TASK OBJECTIVE
Reproduce all lines of the listing below in which the word "ratifying" occurs.

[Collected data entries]

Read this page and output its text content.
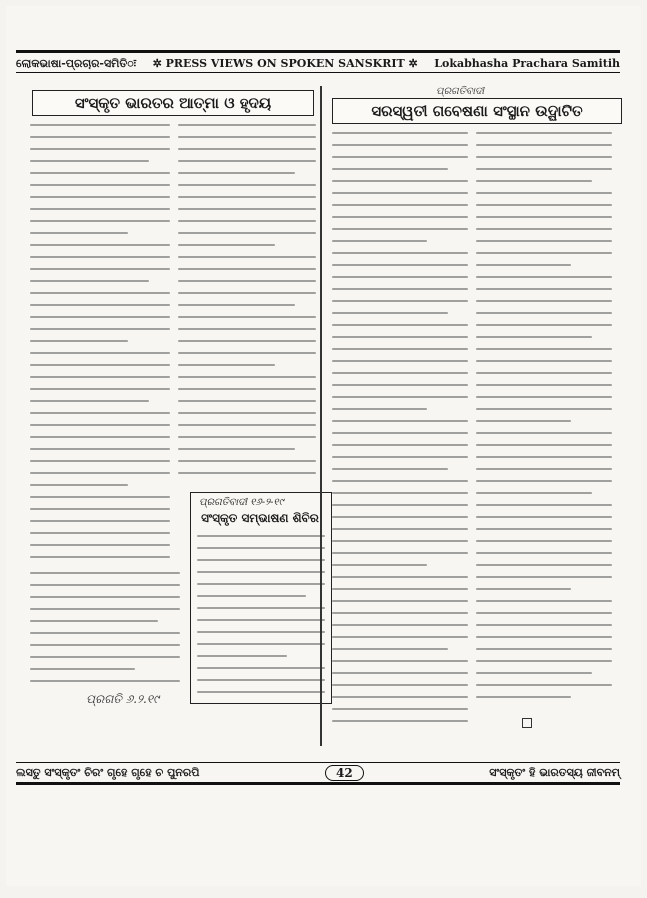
ଲୋକଭାଷା-ପ୍ରଚାର-ସମିତିः ✲ PRESS VIEWS ON SPOKEN SANSKRIT ✲ Lokabhasha Prachara Samitih
ସଂସ୍କୃତ ଭାରତର ଆତ୍ମା ଓ ହୃଦୟ
ପ୍ରଗତି ୬.୨.୧୯
ପ୍ରଗତିବାଦୀ ୧୬-୨-୧୯
ସଂସ୍କୃତ ସମ୍ଭାଷଣ ଶିବିର
ପ୍ରଗତିବାଦୀ
ସରସ୍ୱତୀ ଗବେଷଣା ସଂସ୍ଥାନ ଉଦ୍ଘାଟିତ
ଲସତୁ ସଂସ୍କୃତଂ ଚିରଂ ଗୃହେ ଗୃହେ ଚ ପୁନରପି	42	ସଂସ୍କୃତଂ ହି ଭାରତସ୍ୟ ଜୀବନମ୍
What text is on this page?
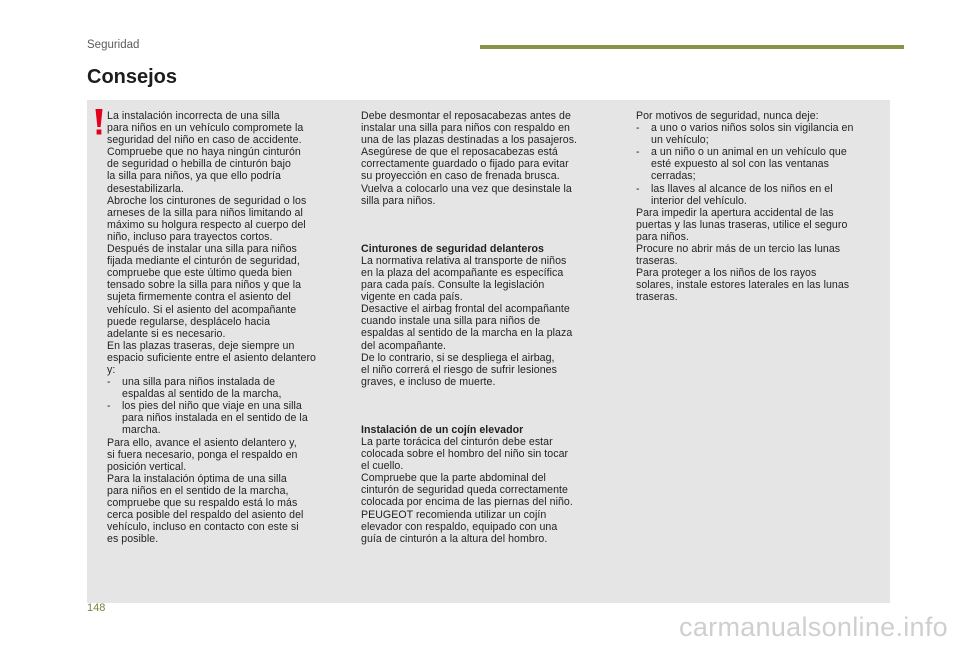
Seguridad
Consejos
La instalación incorrecta de una silla
para niños en un vehículo compromete la
seguridad del niño en caso de accidente.
Compruebe que no haya ningún cinturón
de seguridad o hebilla de cinturón bajo
la silla para niños, ya que ello podría
desestabilizarla.
Abroche los cinturones de seguridad o los
arneses de la silla para niños limitando al
máximo su holgura respecto al cuerpo del
niño, incluso para trayectos cortos.
Después de instalar una silla para niños
fijada mediante el cinturón de seguridad,
compruebe que este último queda bien
tensado sobre la silla para niños y que la
sujeta firmemente contra el asiento del
vehículo. Si el asiento del acompañante
puede regularse, desplácelo hacia
adelante si es necesario.
En las plazas traseras, deje siempre un
espacio suficiente entre el asiento delantero
y:
- una silla para niños instalada de
espaldas al sentido de la marcha,
- los pies del niño que viaje en una silla
para niños instalada en el sentido de la
marcha.
Para ello, avance el asiento delantero y,
si fuera necesario, ponga el respaldo en
posición vertical.
Para la instalación óptima de una silla
para niños en el sentido de la marcha,
compruebe que su respaldo está lo más
cerca posible del respaldo del asiento del
vehículo, incluso en contacto con este si
es posible.
Debe desmontar el reposacabezas antes de
instalar una silla para niños con respaldo en
una de las plazas destinadas a los pasajeros.
Asegúrese de que el reposacabezas está
correctamente guardado o fijado para evitar
su proyección en caso de frenada brusca.
Vuelva a colocarlo una vez que desinstale la
silla para niños.
Cinturones de seguridad delanteros
La normativa relativa al transporte de niños
en la plaza del acompañante es específica
para cada país. Consulte la legislación
vigente en cada país.
Desactive el airbag frontal del acompañante
cuando instale una silla para niños de
espaldas al sentido de la marcha en la plaza
del acompañante.
De lo contrario, si se despliega el airbag,
el niño correrá el riesgo de sufrir lesiones
graves, e incluso de muerte.
Instalación de un cojín elevador
La parte torácica del cinturón debe estar
colocada sobre el hombro del niño sin tocar
el cuello.
Compruebe que la parte abdominal del
cinturón de seguridad queda correctamente
colocada por encima de las piernas del niño.
PEUGEOT recomienda utilizar un cojín
elevador con respaldo, equipado con una
guía de cinturón a la altura del hombro.
Por motivos de seguridad, nunca deje:
- a uno o varios niños solos sin vigilancia en
un vehículo;
- a un niño o un animal en un vehículo que
esté expuesto al sol con las ventanas
cerradas;
- las llaves al alcance de los niños en el
interior del vehículo.
Para impedir la apertura accidental de las
puertas y las lunas traseras, utilice el seguro
para niños.
Procure no abrir más de un tercio las lunas
traseras.
Para proteger a los niños de los rayos
solares, instale estores laterales en las lunas
traseras.
148
carmanualsonline.info
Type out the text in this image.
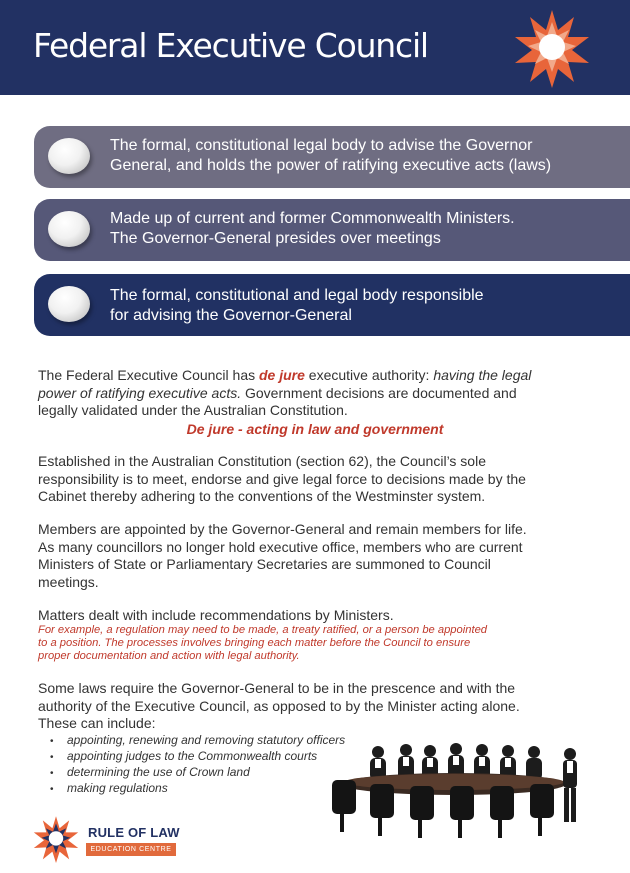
Federal Executive Council
The formal, constitutional legal body to advise the Governor
General, and holds the power of ratifying executive acts (laws)
Made up of current and former Commonwealth Ministers.
The Governor-General presides over meetings
The formal, constitutional and legal body responsible
for advising the Governor-General
The Federal Executive Council has de jure executive authority: having the legal
power of ratifying executive acts. Government decisions are documented and
legally validated under the Australian Constitution.
De jure - acting in law and government
Established in the Australian Constitution (section 62), the Council’s sole
responsibility is to meet, endorse and give legal force to decisions made by the
Cabinet thereby adhering to the conventions of the Westminster system.
Members are appointed by the Governor-General and remain members for life.
As many councillors no longer hold executive office, members who are current
Ministers of State or Parliamentary Secretaries are summoned to Council
meetings.
Matters dealt with include recommendations by Ministers.
For example, a regulation may need to be made, a treaty ratified, or a person be appointed
to a position. The processes involves bringing each matter before the Council to ensure
proper documentation and action with legal authority.
Some laws require the Governor-General to be in the prescence and with the
authority of the Executive Council, as opposed to by the Minister acting alone.
These can include:
• appointing, renewing and removing statutory officers
• appointing judges to the Commonwealth courts
• determining the use of Crown land
• making regulations
RULE OF LAW
EDUCATION CENTRE
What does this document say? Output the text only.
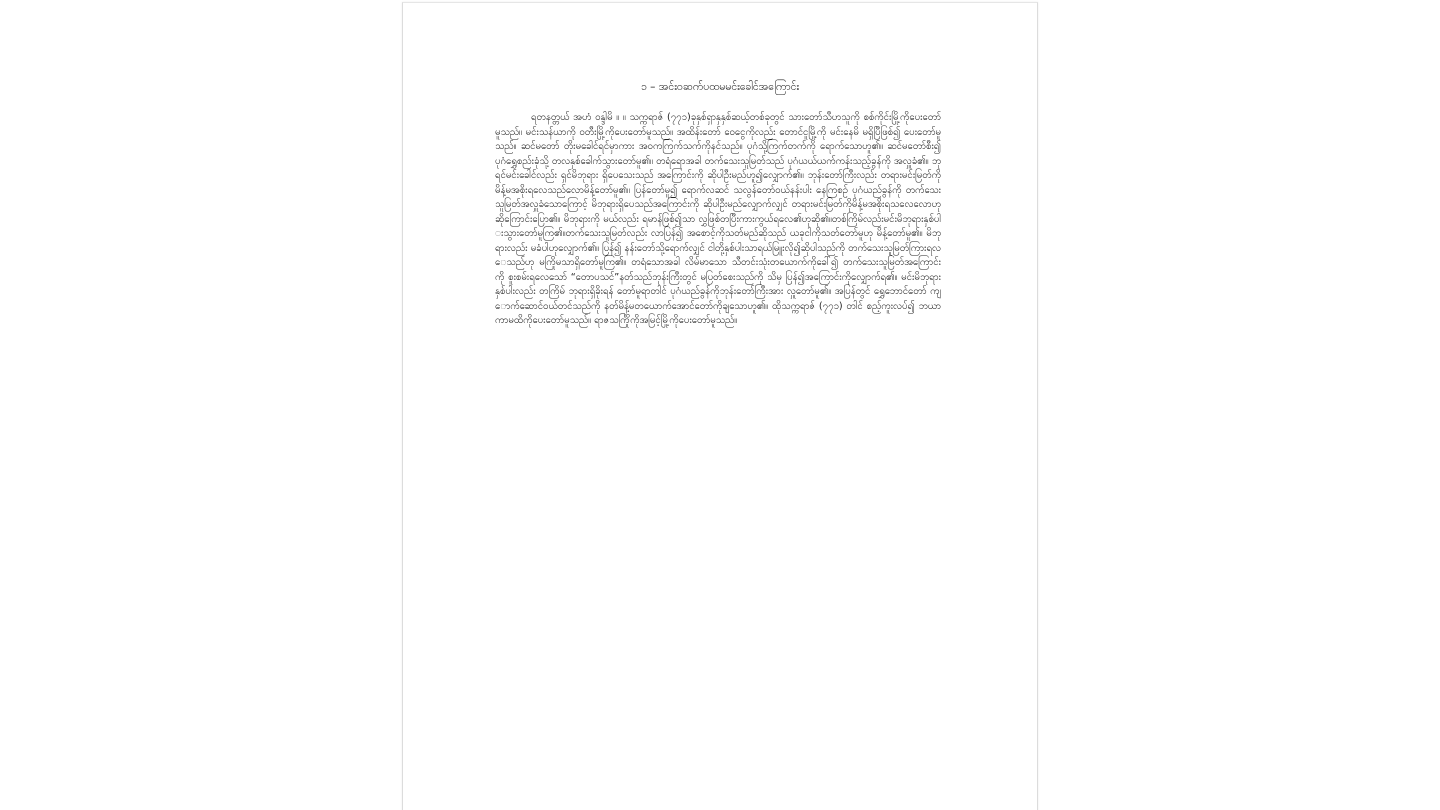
၁ – အင်းဝဆက်ပထမမင်းခေါင်အကြောင်း

ရတနတ္တယ် အဟံ ဝန္ဒါမိ ။ ။ သက္ကရာဇ် (၇၇၁)ခုနှစ်ရှာနှနှစ်ဆယ့်တစ်ခုတွင် သားတော်သီဟသူကို စစ်ကိုင်းမြို့ကိုပေးတော်မူသည်။ မင်းသန်ယာကို ဝတီးမြို့ကိုပေးတော်မူသည်။ အထိန်းတော် ဝေငွေကိုလည်း တောင်ငူမြို့ကို မင်းနေမိ မရှိပြီဖြစ်၍ ပေးတော်မူသည်။ ဆင်မတော် တိုးမခေါင်ရင်မှာကား အဝကကြက်သက်ကိုနင်သည်။ ပုဂံသို့ကြက်တက်ကို ရောက်သောဟူ၏။ ဆင်မတော်စီး၍ ပုဂံရွှေစည်းခုံသို့ တလနှစ်ခေါက်သွားတော်မူ၏။ တရံရောအခါ တက်သေးသူမြတ်သည် ပုဂံယယ်ယက်ကန်းသည့်ခွန်ကို အလှူခံ၏။ ဘုရင်မင်းခေါင်လည်း ရှင်မိဘုရား ရှိပေသေးသည် အကြောင်းကို ဆိုပါဦးမည်ဟူ၍လျှောက်၏။ ဘုန်းတော်ကြီးလည်း တရားမင်းမြတ်ကို မိန့်မအစိုးရလေသည်လောမိန့်တော်မူ၏။ ပြန်တော်မူ၍ ရောက်လဆင် သလွန်တော်ဝယ်နန်းပါး နေကြစဉ် ပုဂံယည်ခွန်ကို တက်သေးသူမြတ်အလှူခံသောကြောင့် မိဘုရားရှိပေသည်အကြောင်းကို ဆိုပါဦးမည်လျှောက်လျှင် တရားမင်းမြတ်ကိုမိန့်မအစိုးရသလေလောဟုဆိုကြောင်းပြော၏။ မိဘုရားကို မယ်လည်း ရမာန်ဖြစ်၍သာ လွှဖြစ်တပြီးကားကွယ်ရလေ၏ဟုဆို၏။တစ်ကြိမ်လည်းမင်းမိဘုရားနှစ်ပါးသွားတော်မူကြ၏။တက်သေးသူမြတ်လည်း လာပြန်၍ အစောင့်ကိုသတ်မည်ဆိုသည် ယခုငါကိုသတ်တော်မူဟု မိန့်တော်မူ၏။ မိဘုရားလည်း မခံပါဟုလျှောက်၏။ ပြန်၍ နန်းတော်သို့ရောက်လျှင် ငါတို့နှစ်ပါးသာရယ်မြူးလို၍ဆိုပါသည်ကို တက်သေးသူမြတ်ကြားရလေသည်ဟု မကြိုမသာရှိတော်မူကြ၏။ တရံသောအခါ လိမ်မာသော သီတင်းသုံးတယောက်ကိုခေါ်၍ တက်သေးသူမြတ်အကြောင်းကို စူးစမ်းရလေသော် “တောပသင်”နတ်သည်ဘုန်းကြီးတွင် မပြတ်စေးသည်ကို သိမှ ပြန်၍အကြောင်းကိုလျှောက်ရ၏။ မင်းမိဘုရားနှစ်ပါးလည်း တကြိမ် ဘုရားရှိခိုးရန် တော်မူရာတါင် ပုဂံယည်ခွန်ကိုဘုန်းတော်ကြီးအား လှူတော်မူ၏။ အပြန်တွင် ရွှေဘောင်တော် ကျောက်ဆောင်ဝယ်တင်သည်ကို နတ်မိန့်မတယောက်အောင်တော်ကိုချသောဟူ၏။ ထိုသက္ကရာဇ် (၇၇၁) တါင် စည့်ကူးလပ်၍ ဘယာကာမထိကိုပေးတော်မူသည်။ ရာဇသင်္ကြိုကိုအမြင့်မြို့ကိုပေးတော်မူသည်။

THE SOLUTION
General, and holds the power of ratifying executive acts (laws)
power of ratifying executive acts. Government decisions are documented and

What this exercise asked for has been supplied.